Stored dataset items
>> Begin

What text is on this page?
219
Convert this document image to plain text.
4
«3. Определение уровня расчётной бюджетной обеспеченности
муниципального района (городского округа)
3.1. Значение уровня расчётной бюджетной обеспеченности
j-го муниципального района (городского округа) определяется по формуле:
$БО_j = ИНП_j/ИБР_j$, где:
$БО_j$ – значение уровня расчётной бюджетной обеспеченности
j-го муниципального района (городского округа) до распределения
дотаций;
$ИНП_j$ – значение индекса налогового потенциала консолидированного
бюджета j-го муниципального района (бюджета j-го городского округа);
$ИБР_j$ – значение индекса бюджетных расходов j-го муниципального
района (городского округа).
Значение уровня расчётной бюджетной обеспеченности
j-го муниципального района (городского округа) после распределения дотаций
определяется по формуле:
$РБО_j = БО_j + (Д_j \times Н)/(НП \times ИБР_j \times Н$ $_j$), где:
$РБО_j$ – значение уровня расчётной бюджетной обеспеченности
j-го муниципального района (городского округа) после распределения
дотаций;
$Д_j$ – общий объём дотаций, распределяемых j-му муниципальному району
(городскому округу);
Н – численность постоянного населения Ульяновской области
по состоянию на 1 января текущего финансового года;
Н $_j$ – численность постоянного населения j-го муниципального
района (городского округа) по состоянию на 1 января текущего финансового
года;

>> End

• [BRIEF]: Restate every entry word for word.

• [ANSWER TO THIS EXERCISE]:
What text is on this page?
219
Convert this document image to plain text.
4
«3. Определение уровня расчётной бюджетной обеспеченности
муниципального района (городского округа)
3.1. Значение уровня расчётной бюджетной обеспеченности
j-го муниципального района (городского округа) определяется по формуле:
$БО_j = ИНП_j/ИБР_j$, где:
$БО_j$ – значение уровня расчётной бюджетной обеспеченности
j-го муниципального района (городского округа) до распределения
дотаций;
$ИНП_j$ – значение индекса налогового потенциала консолидированного
бюджета j-го муниципального района (бюджета j-го городского округа);
$ИБР_j$ – значение индекса бюджетных расходов j-го муниципального
района (городского округа).
Значение уровня расчётной бюджетной обеспеченности
j-го муниципального района (городского округа) после распределения дотаций
определяется по формуле:
$РБО_j = БО_j + (Д_j \times Н)/(НП \times ИБР_j \times Н$ $_j$), где:
$РБО_j$ – значение уровня расчётной бюджетной обеспеченности
j-го муниципального района (городского округа) после распределения
дотаций;
$Д_j$ – общий объём дотаций, распределяемых j-му муниципальному району
(городскому округу);
Н – численность постоянного населения Ульяновской области
по состоянию на 1 января текущего финансового года;
Н $_j$ – численность постоянного населения j-го муниципального
района (городского округа) по состоянию на 1 января текущего финансового
года;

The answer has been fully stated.